* BEGIN Supplied material *

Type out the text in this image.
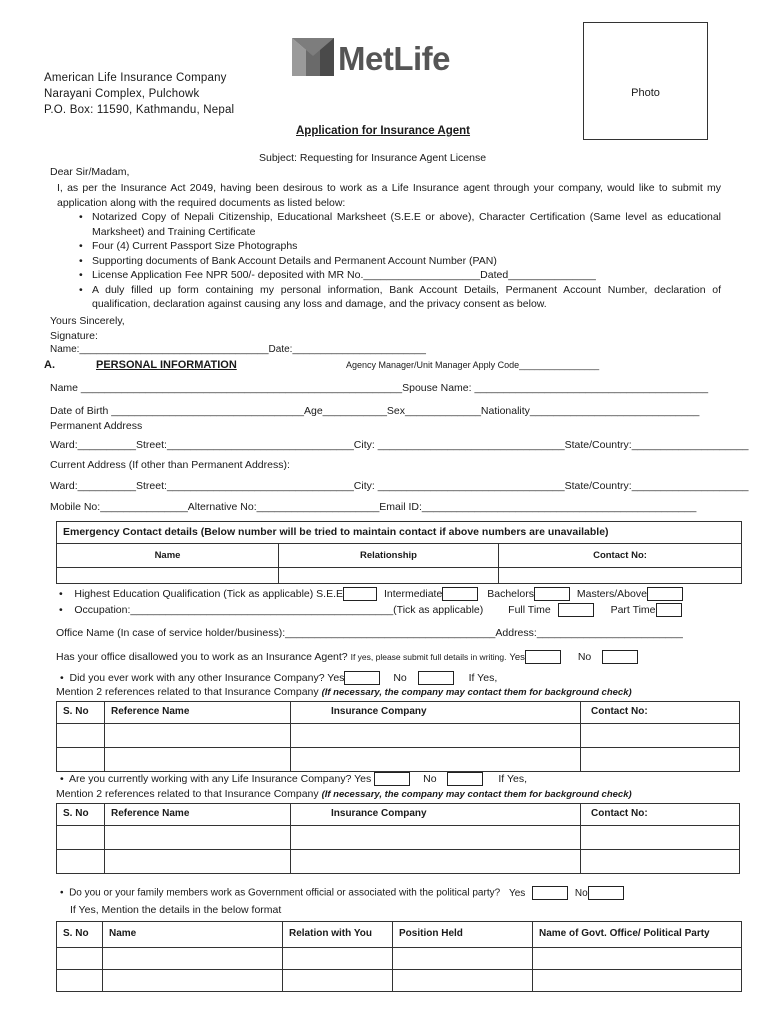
American Life Insurance Company
Narayani Complex, Pulchowk
P.O. Box: 11590, Kathmandu, Nepal
MetLife
Photo
Application for Insurance Agent
Subject: Requesting for Insurance Agent License
Dear Sir/Madam,
I, as per the Insurance Act 2049, having been desirous to work as a Life Insurance agent through your company, would like to submit my application along with the required documents as listed below:
• Notarized Copy of Nepali Citizenship, Educational Marksheet (S.E.E or above), Character Certification (Same level as educational Marksheet) and Training Certificate
• Four (4) Current Passport Size Photographs
• Supporting documents of Bank Account Details and Permanent Account Number (PAN)
• License Application Fee NPR 500/- deposited with MR No.____________________Dated_______________
• A duly filled up form containing my personal information, Bank Account Details, Permanent Account Number, declaration of qualification, declaration against causing any loss and damage, and the privacy consent as below.
Yours Sincerely,
Signature:
Name:__________________________________Date:________________________
A.	PERSONAL INFORMATION	Agency Manager/Unit Manager Apply Code________________
Name _______________________________________________________Spouse Name: ________________________________________
Date of Birth _________________________________Age___________Sex_____________Nationality_____________________________
Permanent Address
Ward:__________Street:________________________________City: ________________________________State/Country:____________________
Current Address (If other than Permanent Address):
Ward:__________Street:________________________________City: ________________________________State/Country:____________________
Mobile No:_______________Alternative No:_____________________Email ID:_______________________________________________
Emergency Contact details (Below number will be tried to maintain contact if above numbers are unavailable)		
Name	Relationship	Contact No:

•    Highest Education Qualification (Tick as applicable) S.E.E	Intermediate	Bachelors	Masters/Above
•    Occupation:_____________________________________________(Tick as applicable) Full Time	Part Time
Office Name (In case of service holder/business):____________________________________Address:_________________________
Has your office disallowed you to work as an Insurance Agent? If yes, please submit full details in writing. Yes	No
•  Did you ever work with any other Insurance Company? Yes	No	If Yes,
Mention 2 references related to that Insurance Company (If necessary, the company may contact them for background check)
S. No	Reference Name	Insurance Company	Contact No:

•  Are you currently working with any Life Insurance Company? Yes	No	If Yes,
Mention 2 references related to that Insurance Company (If necessary, the company may contact them for background check)
S. No	Reference Name	Insurance Company	Contact No:

•  Do you or your family members work as Government official or associated with the political party? Yes	No
If Yes, Mention the details in the below format
S. No	Name	Relation with You	Position Held	Name of Govt. Office/ Political Party
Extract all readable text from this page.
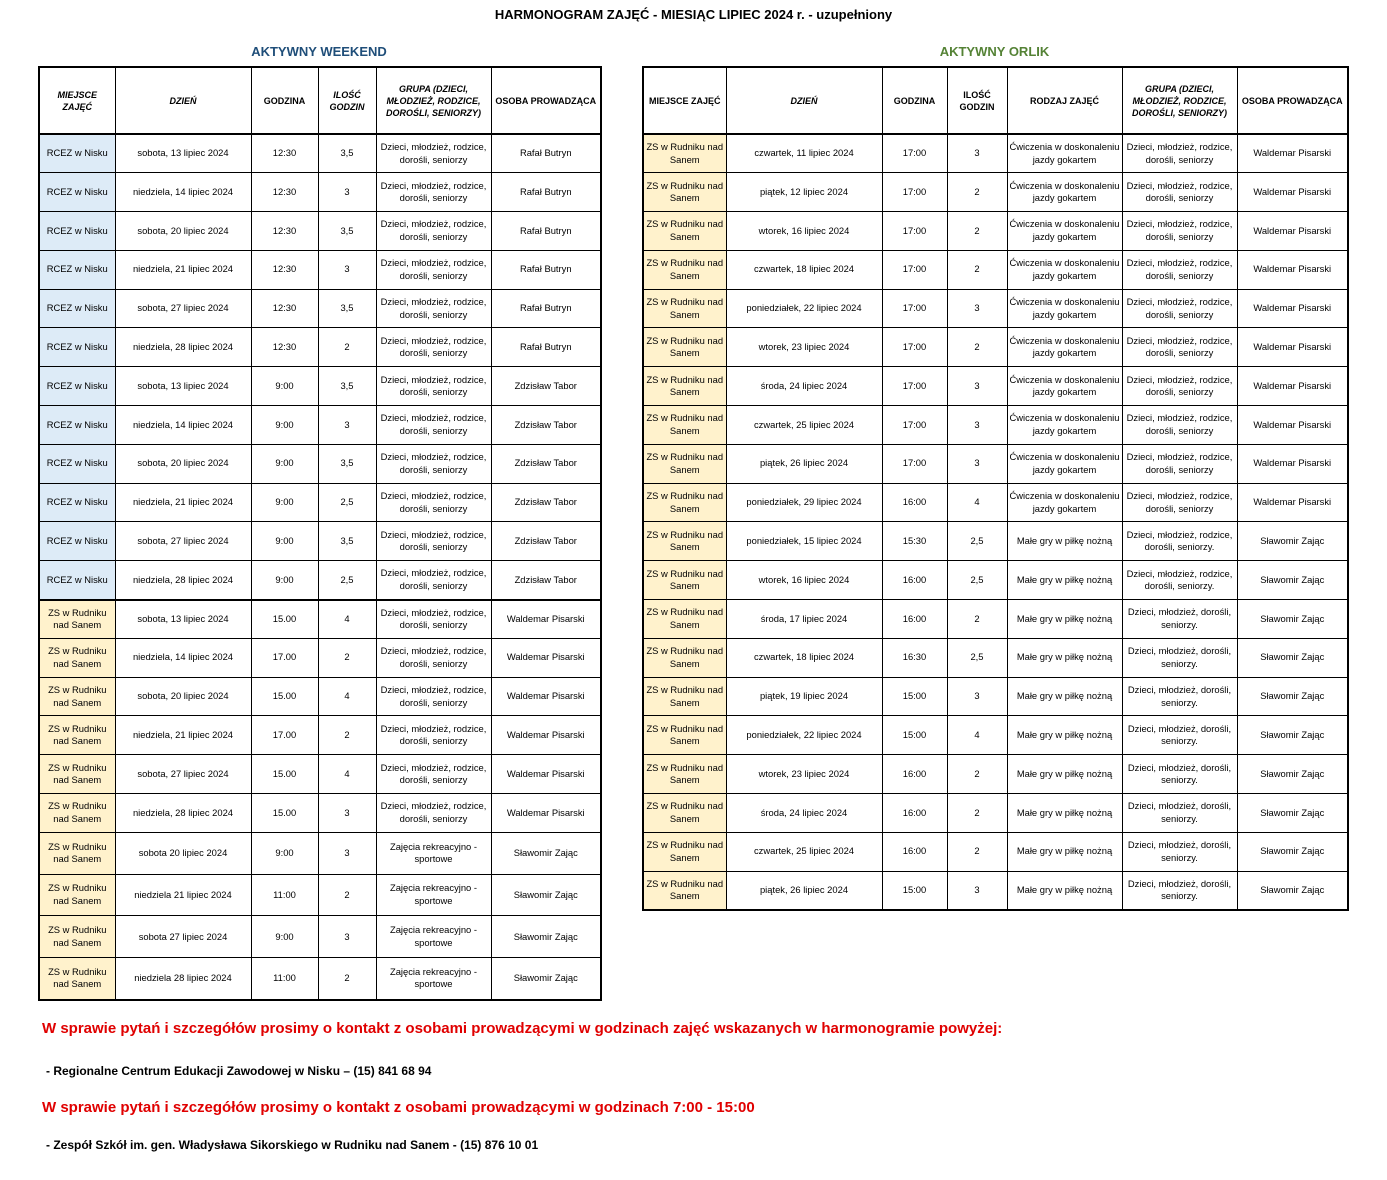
HARMONOGRAM ZAJĘĆ - MIESIĄC LIPIEC 2024 r. - uzupełniony
AKTYWNY WEEKEND	AKTYWNY ORLIK
MIEJSCE ZAJĘĆ	DZIEŃ	GODZINA	ILOŚĆ GODZIN	GRUPA (DZIECI, MŁODZIEŻ, RODZICE, DOROŚLI, SENIORZY)	OSOBA PROWADZĄCA
RCEZ w Nisku	sobota, 13 lipiec 2024	12:30	3,5	Dzieci, młodzież, rodzice, dorośli, seniorzy	Rafał Butryn
RCEZ w Nisku	niedziela, 14 lipiec 2024	12:30	3	Dzieci, młodzież, rodzice, dorośli, seniorzy	Rafał Butryn
RCEZ w Nisku	sobota, 20 lipiec 2024	12:30	3,5	Dzieci, młodzież, rodzice, dorośli, seniorzy	Rafał Butryn
RCEZ w Nisku	niedziela, 21 lipiec 2024	12:30	3	Dzieci, młodzież, rodzice, dorośli, seniorzy	Rafał Butryn
RCEZ w Nisku	sobota, 27 lipiec 2024	12:30	3,5	Dzieci, młodzież, rodzice, dorośli, seniorzy	Rafał Butryn
RCEZ w Nisku	niedziela, 28 lipiec 2024	12:30	2	Dzieci, młodzież, rodzice, dorośli, seniorzy	Rafał Butryn
RCEZ w Nisku	sobota, 13 lipiec 2024	9:00	3,5	Dzieci, młodzież, rodzice, dorośli, seniorzy	Zdzisław Tabor
RCEZ w Nisku	niedziela, 14 lipiec 2024	9:00	3	Dzieci, młodzież, rodzice, dorośli, seniorzy	Zdzisław Tabor
RCEZ w Nisku	sobota, 20 lipiec 2024	9:00	3,5	Dzieci, młodzież, rodzice, dorośli, seniorzy	Zdzisław Tabor
RCEZ w Nisku	niedziela, 21 lipiec 2024	9:00	2,5	Dzieci, młodzież, rodzice, dorośli, seniorzy	Zdzisław Tabor
RCEZ w Nisku	sobota, 27 lipiec 2024	9:00	3,5	Dzieci, młodzież, rodzice, dorośli, seniorzy	Zdzisław Tabor
RCEZ w Nisku	niedziela, 28 lipiec 2024	9:00	2,5	Dzieci, młodzież, rodzice, dorośli, seniorzy	Zdzisław Tabor
ZS w Rudniku nad Sanem	sobota, 13 lipiec 2024	15.00	4	Dzieci, młodzież, rodzice, dorośli, seniorzy	Waldemar Pisarski
ZS w Rudniku nad Sanem	niedziela, 14 lipiec 2024	17.00	2	Dzieci, młodzież, rodzice, dorośli, seniorzy	Waldemar Pisarski
ZS w Rudniku nad Sanem	sobota, 20 lipiec 2024	15.00	4	Dzieci, młodzież, rodzice, dorośli, seniorzy	Waldemar Pisarski
ZS w Rudniku nad Sanem	niedziela, 21 lipiec 2024	17.00	2	Dzieci, młodzież, rodzice, dorośli, seniorzy	Waldemar Pisarski
ZS w Rudniku nad Sanem	sobota, 27 lipiec 2024	15.00	4	Dzieci, młodzież, rodzice, dorośli, seniorzy	Waldemar Pisarski
ZS w Rudniku nad Sanem	niedziela, 28 lipiec 2024	15.00	3	Dzieci, młodzież, rodzice, dorośli, seniorzy	Waldemar Pisarski
ZS w Rudniku nad Sanem	sobota 20 lipiec 2024	9:00	3	Zajęcia rekreacyjno - sportowe	Sławomir Zając
ZS w Rudniku nad Sanem	niedziela 21 lipiec 2024	11:00	2	Zajęcia rekreacyjno - sportowe	Sławomir Zając
ZS w Rudniku nad Sanem	sobota 27 lipiec 2024	9:00	3	Zajęcia rekreacyjno - sportowe	Sławomir Zając
ZS w Rudniku nad Sanem	niedziela 28 lipiec 2024	11:00	2	Zajęcia rekreacyjno - sportowe	Sławomir Zając
MIEJSCE ZAJĘĆ	DZIEŃ	GODZINA	ILOŚĆ GODZIN	RODZAJ ZAJĘĆ	GRUPA (DZIECI, MŁODZIEŻ, RODZICE, DOROŚLI, SENIORZY)	OSOBA PROWADZĄCA
ZS w Rudniku nad Sanem	czwartek, 11 lipiec 2024	17:00	3	Ćwiczenia w doskonaleniu jazdy gokartem	Dzieci, młodzież, rodzice, dorośli, seniorzy	Waldemar Pisarski
ZS w Rudniku nad Sanem	piątek, 12 lipiec 2024	17:00	2	Ćwiczenia w doskonaleniu jazdy gokartem	Dzieci, młodzież, rodzice, dorośli, seniorzy	Waldemar Pisarski
ZS w Rudniku nad Sanem	wtorek, 16 lipiec 2024	17:00	2	Ćwiczenia w doskonaleniu jazdy gokartem	Dzieci, młodzież, rodzice, dorośli, seniorzy	Waldemar Pisarski
ZS w Rudniku nad Sanem	czwartek, 18 lipiec 2024	17:00	2	Ćwiczenia w doskonaleniu jazdy gokartem	Dzieci, młodzież, rodzice, dorośli, seniorzy	Waldemar Pisarski
ZS w Rudniku nad Sanem	poniedziałek, 22 lipiec 2024	17:00	3	Ćwiczenia w doskonaleniu jazdy gokartem	Dzieci, młodzież, rodzice, dorośli, seniorzy	Waldemar Pisarski
ZS w Rudniku nad Sanem	wtorek, 23 lipiec 2024	17:00	2	Ćwiczenia w doskonaleniu jazdy gokartem	Dzieci, młodzież, rodzice, dorośli, seniorzy	Waldemar Pisarski
ZS w Rudniku nad Sanem	środa, 24 lipiec 2024	17:00	3	Ćwiczenia w doskonaleniu jazdy gokartem	Dzieci, młodzież, rodzice, dorośli, seniorzy	Waldemar Pisarski
ZS w Rudniku nad Sanem	czwartek, 25 lipiec 2024	17:00	3	Ćwiczenia w doskonaleniu jazdy gokartem	Dzieci, młodzież, rodzice, dorośli, seniorzy	Waldemar Pisarski
ZS w Rudniku nad Sanem	piątek, 26 lipiec 2024	17:00	3	Ćwiczenia w doskonaleniu jazdy gokartem	Dzieci, młodzież, rodzice, dorośli, seniorzy	Waldemar Pisarski
ZS w Rudniku nad Sanem	poniedziałek, 29 lipiec 2024	16:00	4	Ćwiczenia w doskonaleniu jazdy gokartem	Dzieci, młodzież, rodzice, dorośli, seniorzy	Waldemar Pisarski
ZS w Rudniku nad Sanem	poniedziałek, 15 lipiec 2024	15:30	2,5	Małe gry w piłkę nożną	Dzieci, młodzież, rodzice, dorośli, seniorzy.	Sławomir Zając
ZS w Rudniku nad Sanem	wtorek, 16 lipiec 2024	16:00	2,5	Małe gry w piłkę nożną	Dzieci, młodzież, rodzice, dorośli, seniorzy.	Sławomir Zając
ZS w Rudniku nad Sanem	środa, 17 lipiec 2024	16:00	2	Małe gry w piłkę nożną	Dzieci, młodzież, dorośli, seniorzy.	Sławomir Zając
ZS w Rudniku nad Sanem	czwartek, 18 lipiec 2024	16:30	2,5	Małe gry w piłkę nożną	Dzieci, młodzież, dorośli, seniorzy.	Sławomir Zając
ZS w Rudniku nad Sanem	piątek, 19 lipiec 2024	15:00	3	Małe gry w piłkę nożną	Dzieci, młodzież, dorośli, seniorzy.	Sławomir Zając
ZS w Rudniku nad Sanem	poniedziałek, 22 lipiec 2024	15:00	4	Małe gry w piłkę nożną	Dzieci, młodzież, dorośli, seniorzy.	Sławomir Zając
ZS w Rudniku nad Sanem	wtorek, 23 lipiec 2024	16:00	2	Małe gry w piłkę nożną	Dzieci, młodzież, dorośli, seniorzy.	Sławomir Zając
ZS w Rudniku nad Sanem	środa, 24 lipiec 2024	16:00	2	Małe gry w piłkę nożną	Dzieci, młodzież, dorośli, seniorzy.	Sławomir Zając
ZS w Rudniku nad Sanem	czwartek, 25 lipiec 2024	16:00	2	Małe gry w piłkę nożną	Dzieci, młodzież, dorośli, seniorzy.	Sławomir Zając
ZS w Rudniku nad Sanem	piątek, 26 lipiec 2024	15:00	3	Małe gry w piłkę nożną	Dzieci, młodzież, dorośli, seniorzy.	Sławomir Zając
W sprawie pytań i szczegółów prosimy o kontakt z osobami prowadzącymi w godzinach zajęć wskazanych w harmonogramie powyżej:
- Regionalne Centrum Edukacji Zawodowej w Nisku – (15) 841 68 94
W sprawie pytań i szczegółów prosimy o kontakt z osobami prowadzącymi w godzinach 7:00 - 15:00
- Zespół Szkół im. gen. Władysława Sikorskiego w Rudniku nad Sanem - (15) 876 10 01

* END Supplied material *

### Your task
Tally the lines of the preceding listing in which the word "prosimy" appears; state nothing but the total.

### Result below
2